#### WORK TO BE COMPLETED
Reproduce all entries precisely, down to the last character.

#### PROVIDED DATA

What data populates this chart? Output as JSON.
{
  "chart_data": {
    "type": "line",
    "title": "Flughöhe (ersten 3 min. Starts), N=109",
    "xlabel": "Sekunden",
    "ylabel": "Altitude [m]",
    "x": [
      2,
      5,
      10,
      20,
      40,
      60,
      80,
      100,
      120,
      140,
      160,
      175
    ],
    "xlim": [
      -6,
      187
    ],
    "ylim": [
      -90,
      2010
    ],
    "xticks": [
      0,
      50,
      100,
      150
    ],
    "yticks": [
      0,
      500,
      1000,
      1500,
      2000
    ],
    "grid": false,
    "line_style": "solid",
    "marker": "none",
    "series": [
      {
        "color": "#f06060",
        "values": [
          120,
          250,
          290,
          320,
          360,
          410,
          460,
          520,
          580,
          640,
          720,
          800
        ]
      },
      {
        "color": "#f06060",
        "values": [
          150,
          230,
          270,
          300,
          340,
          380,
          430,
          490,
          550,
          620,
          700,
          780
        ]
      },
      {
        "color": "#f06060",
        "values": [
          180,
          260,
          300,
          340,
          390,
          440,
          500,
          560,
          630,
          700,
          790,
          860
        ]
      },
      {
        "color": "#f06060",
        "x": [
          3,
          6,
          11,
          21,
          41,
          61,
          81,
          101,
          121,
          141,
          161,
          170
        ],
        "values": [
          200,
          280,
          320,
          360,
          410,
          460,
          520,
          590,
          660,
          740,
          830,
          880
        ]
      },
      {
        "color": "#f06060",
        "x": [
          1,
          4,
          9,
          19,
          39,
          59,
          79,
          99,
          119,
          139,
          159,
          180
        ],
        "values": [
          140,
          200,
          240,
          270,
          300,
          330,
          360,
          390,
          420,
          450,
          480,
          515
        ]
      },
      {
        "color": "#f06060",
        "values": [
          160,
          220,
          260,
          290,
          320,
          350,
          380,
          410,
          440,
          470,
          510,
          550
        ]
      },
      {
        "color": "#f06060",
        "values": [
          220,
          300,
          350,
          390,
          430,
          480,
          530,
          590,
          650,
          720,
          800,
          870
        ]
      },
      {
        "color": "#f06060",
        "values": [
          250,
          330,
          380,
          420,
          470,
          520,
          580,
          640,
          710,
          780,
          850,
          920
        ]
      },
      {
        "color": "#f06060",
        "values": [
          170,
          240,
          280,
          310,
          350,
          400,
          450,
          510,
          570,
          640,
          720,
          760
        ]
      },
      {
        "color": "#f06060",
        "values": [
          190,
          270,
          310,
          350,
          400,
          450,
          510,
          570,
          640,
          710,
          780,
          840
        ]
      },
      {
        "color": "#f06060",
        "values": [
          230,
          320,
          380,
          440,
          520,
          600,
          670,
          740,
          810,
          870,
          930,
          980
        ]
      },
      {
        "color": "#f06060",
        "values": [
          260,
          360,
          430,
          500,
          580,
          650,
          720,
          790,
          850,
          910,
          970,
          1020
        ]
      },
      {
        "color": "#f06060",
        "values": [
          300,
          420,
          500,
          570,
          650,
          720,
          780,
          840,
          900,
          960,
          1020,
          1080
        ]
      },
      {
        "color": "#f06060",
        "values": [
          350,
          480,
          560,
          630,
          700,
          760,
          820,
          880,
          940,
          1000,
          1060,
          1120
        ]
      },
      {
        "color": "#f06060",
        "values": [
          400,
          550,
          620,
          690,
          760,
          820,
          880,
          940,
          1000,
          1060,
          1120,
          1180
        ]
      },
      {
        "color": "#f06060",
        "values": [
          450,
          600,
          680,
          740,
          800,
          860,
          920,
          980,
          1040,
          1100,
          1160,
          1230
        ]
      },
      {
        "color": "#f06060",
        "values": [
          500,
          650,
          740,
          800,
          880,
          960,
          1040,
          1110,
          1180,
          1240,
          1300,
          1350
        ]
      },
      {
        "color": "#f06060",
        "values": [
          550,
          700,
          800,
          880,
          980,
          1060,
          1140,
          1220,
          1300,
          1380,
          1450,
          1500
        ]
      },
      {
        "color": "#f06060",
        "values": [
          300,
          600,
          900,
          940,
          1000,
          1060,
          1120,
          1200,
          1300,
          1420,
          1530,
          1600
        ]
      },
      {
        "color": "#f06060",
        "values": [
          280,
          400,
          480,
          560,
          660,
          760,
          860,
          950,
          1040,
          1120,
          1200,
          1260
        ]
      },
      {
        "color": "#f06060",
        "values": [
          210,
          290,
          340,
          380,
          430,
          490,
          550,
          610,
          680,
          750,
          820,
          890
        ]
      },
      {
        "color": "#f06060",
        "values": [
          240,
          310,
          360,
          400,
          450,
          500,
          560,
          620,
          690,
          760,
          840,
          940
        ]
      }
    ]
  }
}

#### RESULT
What data populates this chart? Output as JSON.
{
  "chart_data": {
    "type": "line",
    "title": "Flughöhe (ersten 3 min. Starts), N=109",
    "xlabel": "Sekunden",
    "ylabel": "Altitude [m]",
    "x": [
      2,
      5,
      10,
      20,
      40,
      60,
      80,
      100,
      120,
      140,
      160,
      175
    ],
    "xlim": [
      -6,
      187
    ],
    "ylim": [
      -90,
      2010
    ],
    "xticks": [
      0,
      50,
      100,
      150
    ],
    "yticks": [
      0,
      500,
      1000,
      1500,
      2000
    ],
    "grid": false,
    "line_style": "solid",
    "marker": "none",
    "series": [
      {
        "color": "#f06060",
        "values": [
          120,
          250,
          290,
          320,
          360,
          410,
          460,
          520,
          580,
          640,
          720,
          800
        ]
      },
      {
        "color": "#f06060",
        "values": [
          150,
          230,
          270,
          300,
          340,
          380,
          430,
          490,
          550,
          620,
          700,
          780
        ]
      },
      {
        "color": "#f06060",
        "values": [
          180,
          260,
          300,
          340,
          390,
          440,
          500,
          560,
          630,
          700,
          790,
          860
        ]
      },
      {
        "color": "#f06060",
        "x": [
          3,
          6,
          11,
          21,
          41,
          61,
          81,
          101,
          121,
          141,
          161,
          170
        ],
        "values": [
          200,
          280,
          320,
          360,
          410,
          460,
          520,
          590,
          660,
          740,
          830,
          880
        ]
      },
      {
        "color": "#f06060",
        "x": [
          1,
          4,
          9,
          19,
          39,
          59,
          79,
          99,
          119,
          139,
          159,
          180
        ],
        "values": [
          140,
          200,
          240,
          270,
          300,
          330,
          360,
          390,
          420,
          450,
          480,
          515
        ]
      },
      {
        "color": "#f06060",
        "values": [
          160,
          220,
          260,
          290,
          320,
          350,
          380,
          410,
          440,
          470,
          510,
          550
        ]
      },
      {
        "color": "#f06060",
        "values": [
          220,
          300,
          350,
          390,
          430,
          480,
          530,
          590,
          650,
          720,
          800,
          870
        ]
      },
      {
        "color": "#f06060",
        "values": [
          250,
          330,
          380,
          420,
          470,
          520,
          580,
          640,
          710,
          780,
          850,
          920
        ]
      },
      {
        "color": "#f06060",
        "values": [
          170,
          240,
          280,
          310,
          350,
          400,
          450,
          510,
          570,
          640,
          720,
          760
        ]
      },
      {
        "color": "#f06060",
        "values": [
          190,
          270,
          310,
          350,
          400,
          450,
          510,
          570,
          640,
          710,
          780,
          840
        ]
      },
      {
        "color": "#f06060",
        "values": [
          230,
          320,
          380,
          440,
          520,
          600,
          670,
          740,
          810,
          870,
          930,
          980
        ]
      },
      {
        "color": "#f06060",
        "values": [
          260,
          360,
          430,
          500,
          580,
          650,
          720,
          790,
          850,
          910,
          970,
          1020
        ]
      },
      {
        "color": "#f06060",
        "values": [
          300,
          420,
          500,
          570,
          650,
          720,
          780,
          840,
          900,
          960,
          1020,
          1080
        ]
      },
      {
        "color": "#f06060",
        "values": [
          350,
          480,
          560,
          630,
          700,
          760,
          820,
          880,
          940,
          1000,
          1060,
          1120
        ]
      },
      {
        "color": "#f06060",
        "values": [
          400,
          550,
          620,
          690,
          760,
          820,
          880,
          940,
          1000,
          1060,
          1120,
          1180
        ]
      },
      {
        "color": "#f06060",
        "values": [
          450,
          600,
          680,
          740,
          800,
          860,
          920,
          980,
          1040,
          1100,
          1160,
          1230
        ]
      },
      {
        "color": "#f06060",
        "values": [
          500,
          650,
          740,
          800,
          880,
          960,
          1040,
          1110,
          1180,
          1240,
          1300,
          1350
        ]
      },
      {
        "color": "#f06060",
        "values": [
          550,
          700,
          800,
          880,
          980,
          1060,
          1140,
          1220,
          1300,
          1380,
          1450,
          1500
        ]
      },
      {
        "color": "#f06060",
        "values": [
          300,
          600,
          900,
          940,
          1000,
          1060,
          1120,
          1200,
          1300,
          1420,
          1530,
          1600
        ]
      },
      {
        "color": "#f06060",
        "values": [
          280,
          400,
          480,
          560,
          660,
          760,
          860,
          950,
          1040,
          1120,
          1200,
          1260
        ]
      },
      {
        "color": "#f06060",
        "values": [
          210,
          290,
          340,
          380,
          430,
          490,
          550,
          610,
          680,
          750,
          820,
          890
        ]
      },
      {
        "color": "#f06060",
        "values": [
          240,
          310,
          360,
          400,
          450,
          500,
          560,
          620,
          690,
          760,
          840,
          940
        ]
      }
    ]
  }
}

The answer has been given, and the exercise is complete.